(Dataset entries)
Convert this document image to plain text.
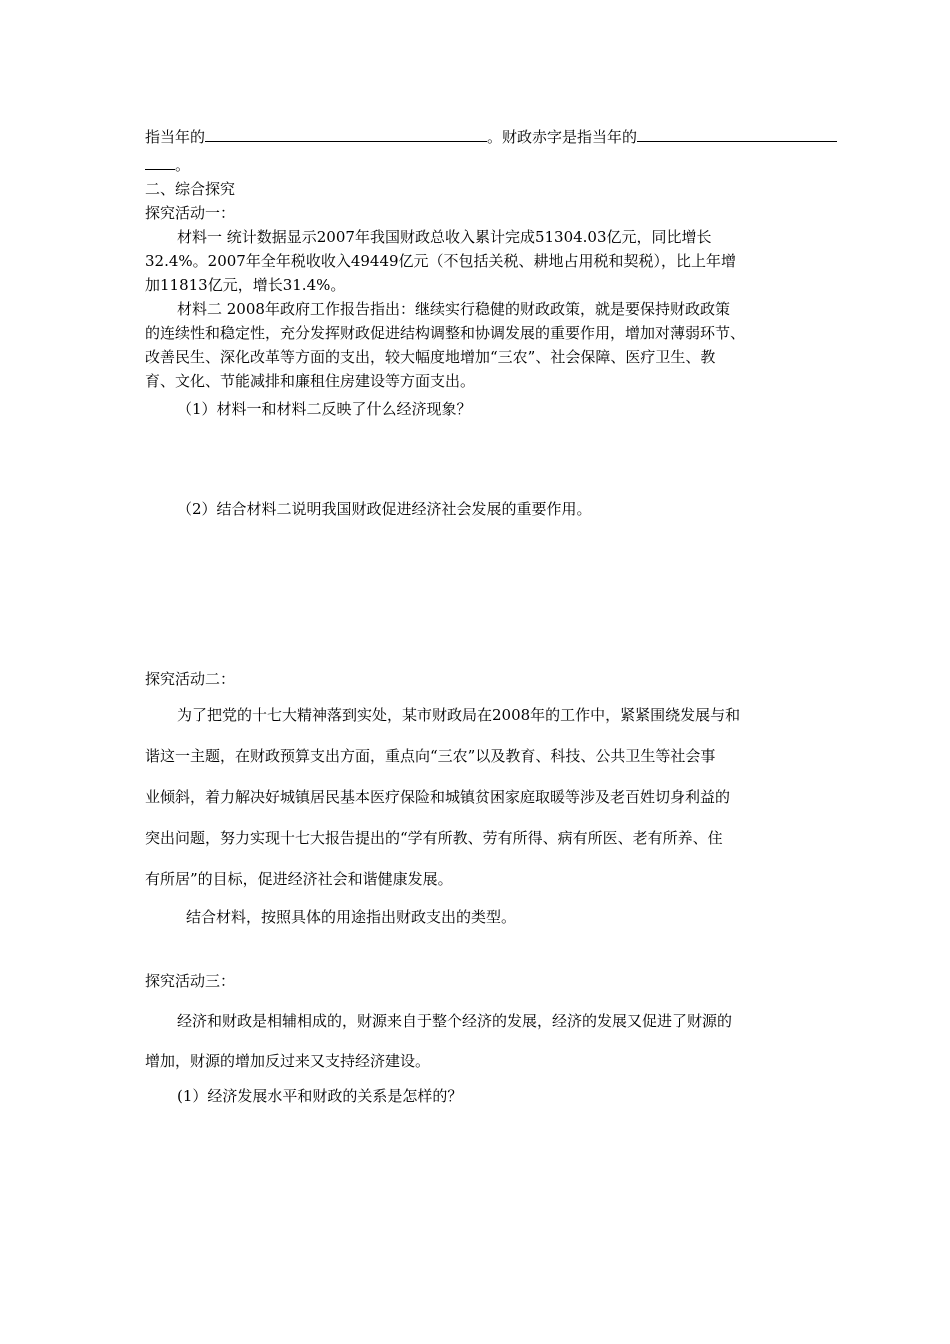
指当年的	。财政赤字是指当年的
。
二、综合探究
探究活动一：
材料一 统计数据显示2007年我国财政总收入累计完成51304.03亿元，同比增长
32.4%。2007年全年税收收入49449亿元（不包括关税、耕地占用税和契税），比上年增
加11813亿元，增长31.4%。
材料二 2008年政府工作报告指出：继续实行稳健的财政政策，就是要保持财政政策
的连续性和稳定性，充分发挥财政促进结构调整和协调发展的重要作用，增加对薄弱环节、
改善民生、深化改革等方面的支出，较大幅度地增加“三农”、社会保障、医疗卫生、教
育、文化、节能减排和廉租住房建设等方面支出。
（1）材料一和材料二反映了什么经济现象？
（2）结合材料二说明我国财政促进经济社会发展的重要作用。
探究活动二：
为了把党的十七大精神落到实处，某市财政局在2008年的工作中，紧紧围绕发展与和
谐这一主题，在财政预算支出方面，重点向“三农”以及教育、科技、公共卫生等社会事
业倾斜，着力解决好城镇居民基本医疗保险和城镇贫困家庭取暖等涉及老百姓切身利益的
突出问题，努力实现十七大报告提出的“学有所教、劳有所得、病有所医、老有所养、住
有所居”的目标，促进经济社会和谐健康发展。
结合材料，按照具体的用途指出财政支出的类型。
探究活动三：
经济和财政是相辅相成的，财源来自于整个经济的发展，经济的发展又促进了财源的
增加，财源的增加反过来又支持经济建设。
(1）经济发展水平和财政的关系是怎样的？
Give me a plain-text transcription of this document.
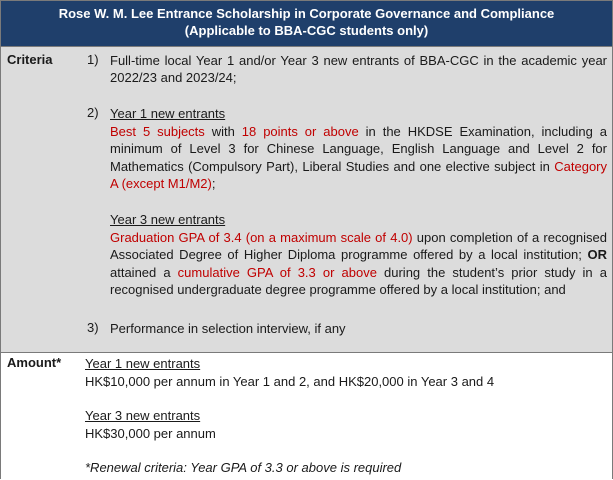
Rose W. M. Lee Entrance Scholarship in Corporate Governance and Compliance
(Applicable to BBA-CGC students only)
Criteria	1) Full-time local Year 1 and/or Year 3 new entrants of BBA-CGC in the academic year 2022/23 and 2023/24;
2) Year 1 new entrants
Best 5 subjects with 18 points or above in the HKDSE Examination, including a minimum of Level 3 for Chinese Language, English Language and Level 2 for Mathematics (Compulsory Part), Liberal Studies and one elective subject in Category A (except M1/M2);
Year 3 new entrants
Graduation GPA of 3.4 (on a maximum scale of 4.0) upon completion of a recognised Associated Degree of Higher Diploma programme offered by a local institution; OR attained a cumulative GPA of 3.3 or above during the student’s prior study in a recognised undergraduate degree programme offered by a local institution; and
3) Performance in selection interview, if any
Amount* Year 1 new entrants
HK$10,000 per annum in Year 1 and 2, and HK$20,000 in Year 3 and 4
Year 3 new entrants
HK$30,000 per annum
*Renewal criteria: Year GPA of 3.3 or above is required
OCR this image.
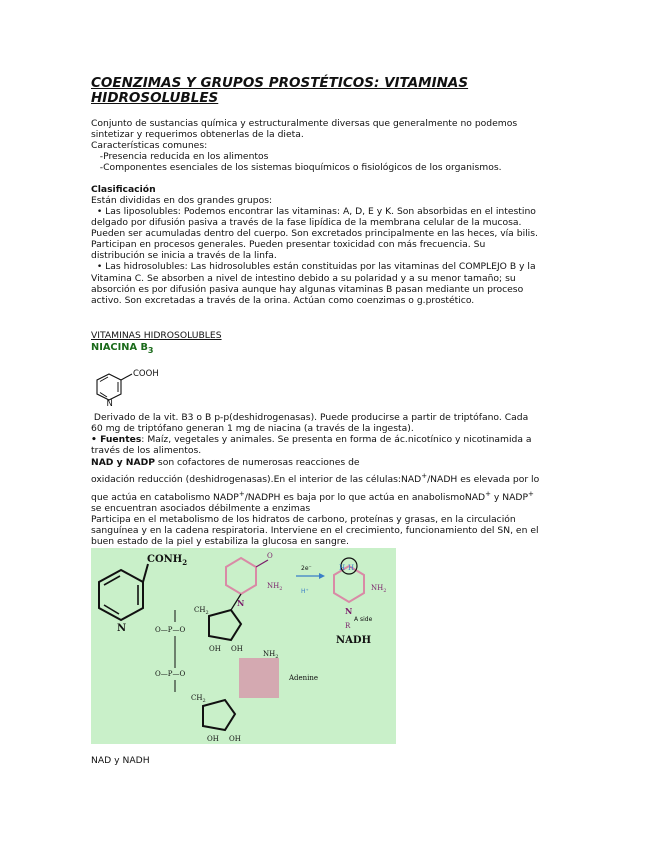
COENZIMAS Y GRUPOS PROSTÉTICOS: VITAMINAS
HIDROSOLUBLES

Conjunto de sustancias química y estructuralmente diversas que generalmente no podemos

sintetizar y requerimos obtenerlas de la dieta.

Características comunes:

-Presencia reducida en los alimentos

-Componentes esenciales de los sistemas bioquímicos o fisiológicos de los organismos.

Clasificación

Están divididas en dos grandes grupos:

• Las liposolubles: Podemos encontrar las vitaminas: A, D, E y K. Son absorbidas en el intestino

delgado por difusión pasiva a través de la fase lipídica de la membrana celular de la mucosa.

Pueden ser acumuladas dentro del cuerpo. Son excretados principalmente en las heces, vía bilis.

Participan en procesos generales. Pueden presentar toxicidad con más frecuencia. Su

distribución se inicia a través de la linfa.

• Las hidrosolubles: Las hidrosolubles están constituidas por las vitaminas del COMPLEJO B y la

Vitamina C. Se absorben a nivel de intestino debido a su polaridad y a su menor tamaño; su

absorción es por difusión pasiva aunque hay algunas vitaminas B pasan mediante un proceso

activo. Son excretadas a través de la orina. Actúan como coenzimas o g.prostético.

VITAMINAS HIDROSOLUBLES

NIACINA $B_3$

COOH
N

Derivado de la vit. B3 o B p-p(deshidrogenasas). Puede producirse a partir de triptófano. Cada

60 mg de triptófano generan 1 mg de niacina (a través de la ingesta).

• Fuentes: Maíz, vegetales y animales. Se presenta en forma de ác.nicotínico y nicotinamida a

través de los alimentos.

NAD y NADP son cofactores de numerosas reacciones de

oxidación reducción (deshidrogenasas).En el interior de las células:NAD+/NADH es elevada por lo

que actúa en catabolismo NADP+/NADPH es baja por lo que actúa en anabolismoNAD+ y NADP+

se encuentran asociados débilmente a enzimas

Participa en el metabolismo de los hidratos de carbono, proteínas y grasas, en la circulación

sanguínea y en la cadena respiratoria. Interviene en el crecimiento, funcionamiento del SN, en el

buen estado de la piel y estabiliza la glucosa en sangre.

$CONH_2$
N
N
O
$NH_2$
2e⁻
H⁺
H H
N
R
A side
$NH_2$
NADH
OH OH
$CH_2$
O—P—O
O—P—O
$NH_2$
Adenine
OH OH
$CH_2$

NAD y NADH
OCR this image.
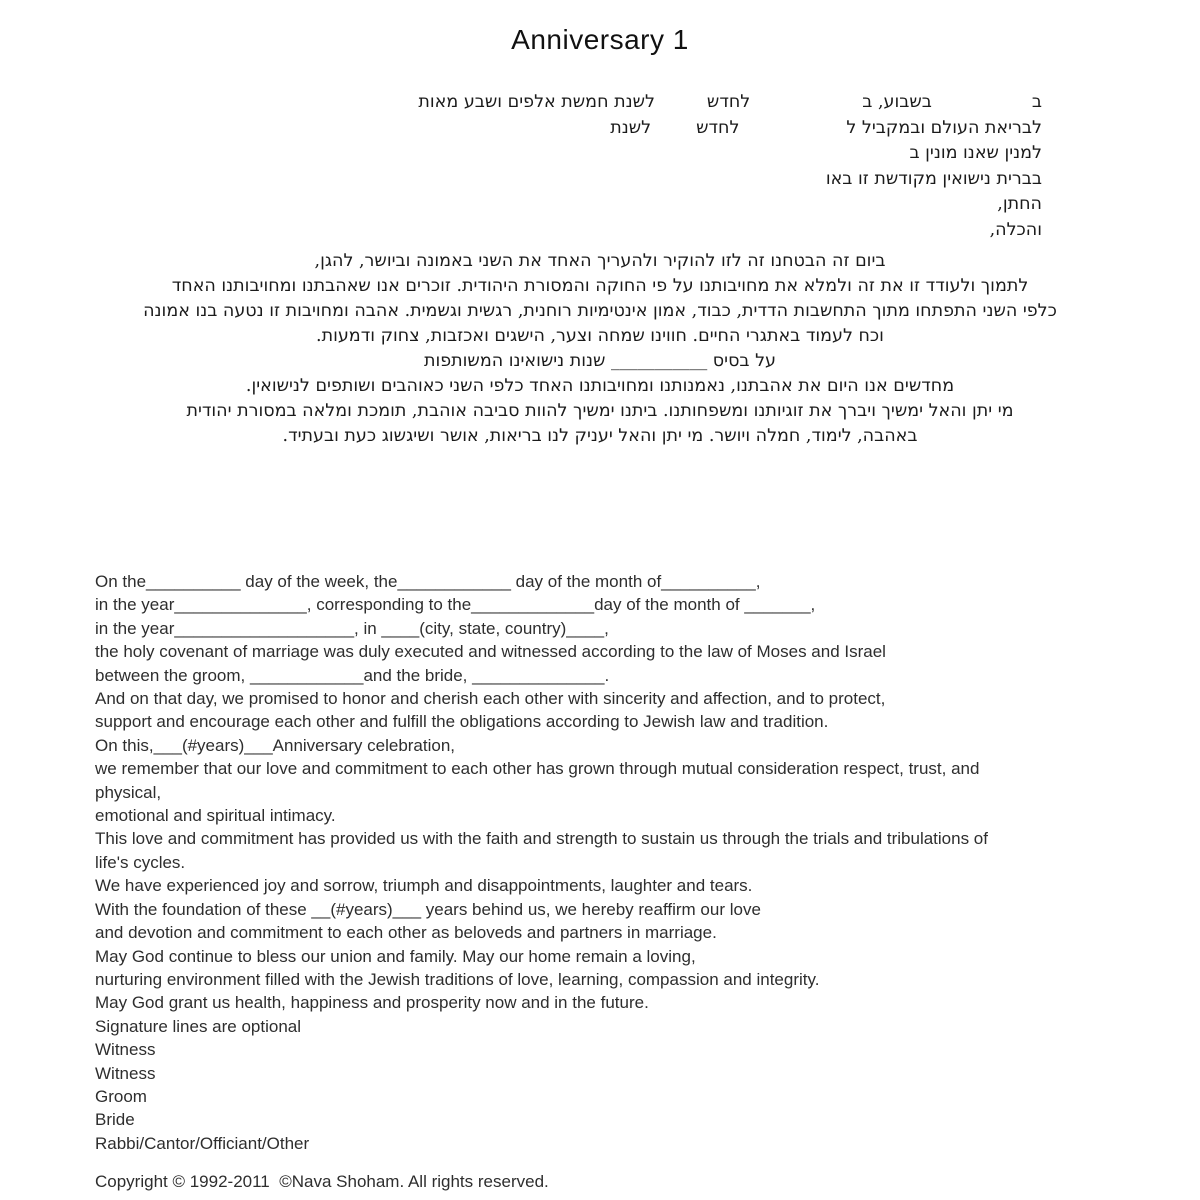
Anniversary 1
ב
בשבוע, ב
לחדש
לשנת חמשת אלפים ושבע מאות
לבריאת העולם ובמקביל ל
לחדש
לשנת
למנין שאנו מונין ב
בברית נישואין מקודשת זו באו
החתן,
והכלה,
ביום זה הבטחנו זה לזו להוקיר ולהעריך האחד את השני באמונה וביושר, להגן,
לתמוך ולעודד זו את זה ולמלא את מחויבותנו על פי החוקה והמסורת היהודית. זוכרים אנו שאהבתנו ומחויבותנו האחד
כלפי השני התפתחו מתוך התחשבות הדדית, כבוד, אמון אינטימיות רוחנית, רגשית וגשמית. אהבה ומחויבות זו נטעה בנו אמונה
וכח לעמוד באתגרי החיים. חווינו שמחה וצער, הישגים ואכזבות, צחוק ודמעות.
על בסיס ___________ שנות נישואינו המשותפות
מחדשים אנו היום את אהבתנו, נאמנותנו ומחויבותנו האחד כלפי השני כאוהבים ושותפים לנישואין.
מי יתן והאל ימשיך ויברך את זוגיותנו ומשפחותנו. ביתנו ימשיך להוות סביבה אוהבת, תומכת ומלאה במסורת יהודית
באהבה, לימוד, חמלה ויושר. מי יתן והאל יעניק לנו בריאות, אושר ושיגשוג כעת ובעתיד.
On the__________ day of the week, the____________ day of the month of__________,
in the year______________, corresponding to the_____________day of the month of _______,
in the year___________________, in ____(city, state, country)____,
the holy covenant of marriage was duly executed and witnessed according to the law of Moses and Israel
between the groom, ____________and the bride, ______________.
And on that day, we promised to honor and cherish each other with sincerity and affection, and to protect,
support and encourage each other and fulfill the obligations according to Jewish law and tradition.
On this,___(#years)___Anniversary celebration,
we remember that our love and commitment to each other has grown through mutual consideration respect, trust, and
physical,
emotional and spiritual intimacy.
This love and commitment has provided us with the faith and strength to sustain us through the trials and tribulations of
life's cycles.
We have experienced joy and sorrow, triumph and disappointments, laughter and tears.
With the foundation of these __(#years)___ years behind us, we hereby reaffirm our love
and devotion and commitment to each other as beloveds and partners in marriage.
May God continue to bless our union and family. May our home remain a loving,
nurturing environment filled with the Jewish traditions of love, learning, compassion and integrity.
May God grant us health, happiness and prosperity now and in the future.
Signature lines are optional
Witness
Witness
Groom
Bride
Rabbi/Cantor/Officiant/Other
Copyright © 1992-2011  ©Nava Shoham. All rights reserved.
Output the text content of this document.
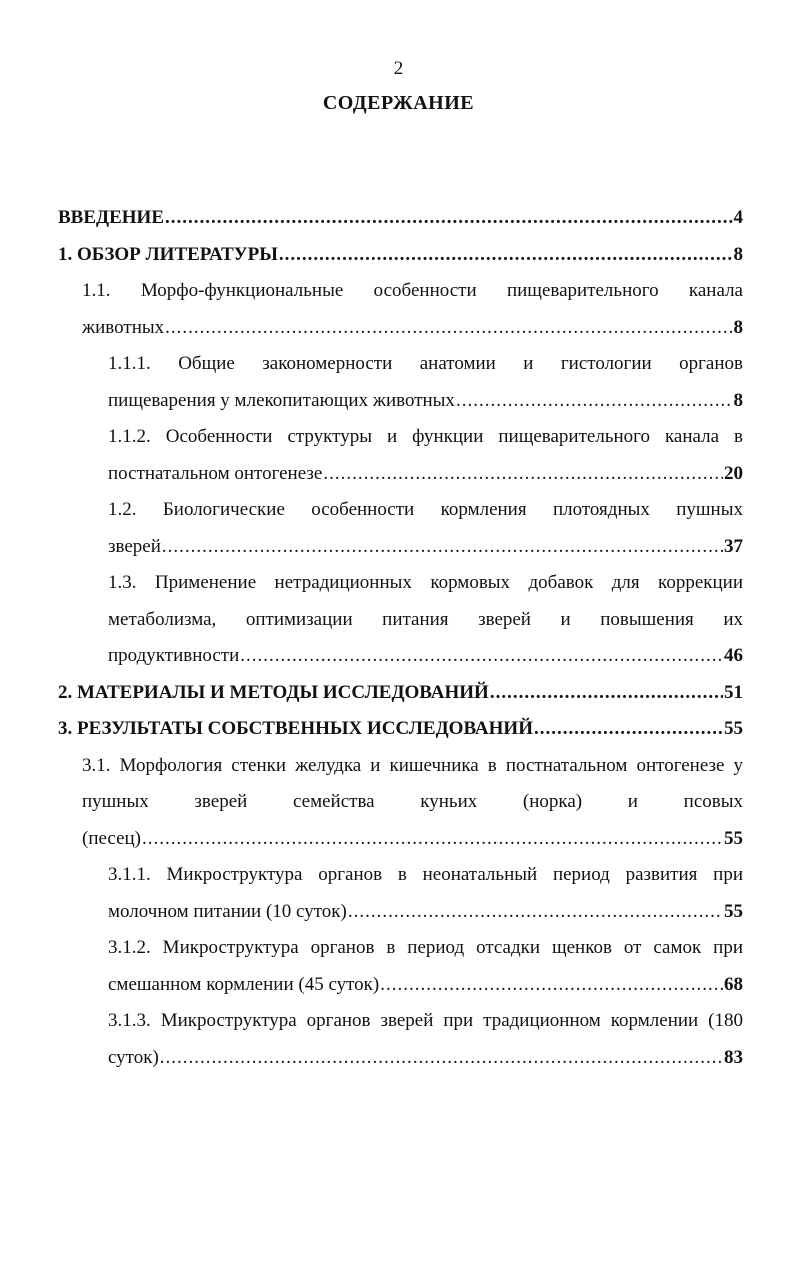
2
СОДЕРЖАНИЕ
ВВЕДЕНИЕ .....	4
1. ОБЗОР ЛИТЕРАТУРЫ .....	8
1.1. Морфо-функциональные особенности пищеварительного канала
животных .....	8
1.1.1. Общие закономерности анатомии и гистологии органов
пищеварения у млекопитающих животных .....	8
1.1.2. Особенности структуры и функции пищеварительного канала в
постнатальном онтогенезе .....	20
1.2. Биологические особенности кормления плотоядных пушных
зверей .....	37
1.3. Применение нетрадиционных кормовых добавок для коррекции
метаболизма, оптимизации питания зверей и повышения их
продуктивности .....	46
2. МАТЕРИАЛЫ И МЕТОДЫ ИССЛЕДОВАНИЙ .....	51
3. РЕЗУЛЬТАТЫ СОБСТВЕННЫХ ИССЛЕДОВАНИЙ .....	55
3.1. Морфология стенки желудка и кишечника в постнатальном онтогенезе у
пушных зверей семейства куньих (норка) и псовых
(песец) .....	55
3.1.1. Микроструктура органов в неонатальный период развития при
молочном питании (10 суток) .....	55
3.1.2. Микроструктура органов в период отсадки щенков от самок при
смешанном кормлении (45 суток) .....	68
3.1.3. Микроструктура органов зверей при традиционном кормлении (180
суток) .....	83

■ Task brief ■
Find every line in the records that contains the word "entrants"; copy those lines.

■ Result of this task ■
Criteria	1) Full-time local Year 1 and/or Year 3 new entrants of BBA-CGC in the academic year 2022/23 and 2023/24;
2) Year 1 new entrants
Year 3 new entrants
Amount* Year 1 new entrants
Year 3 new entrants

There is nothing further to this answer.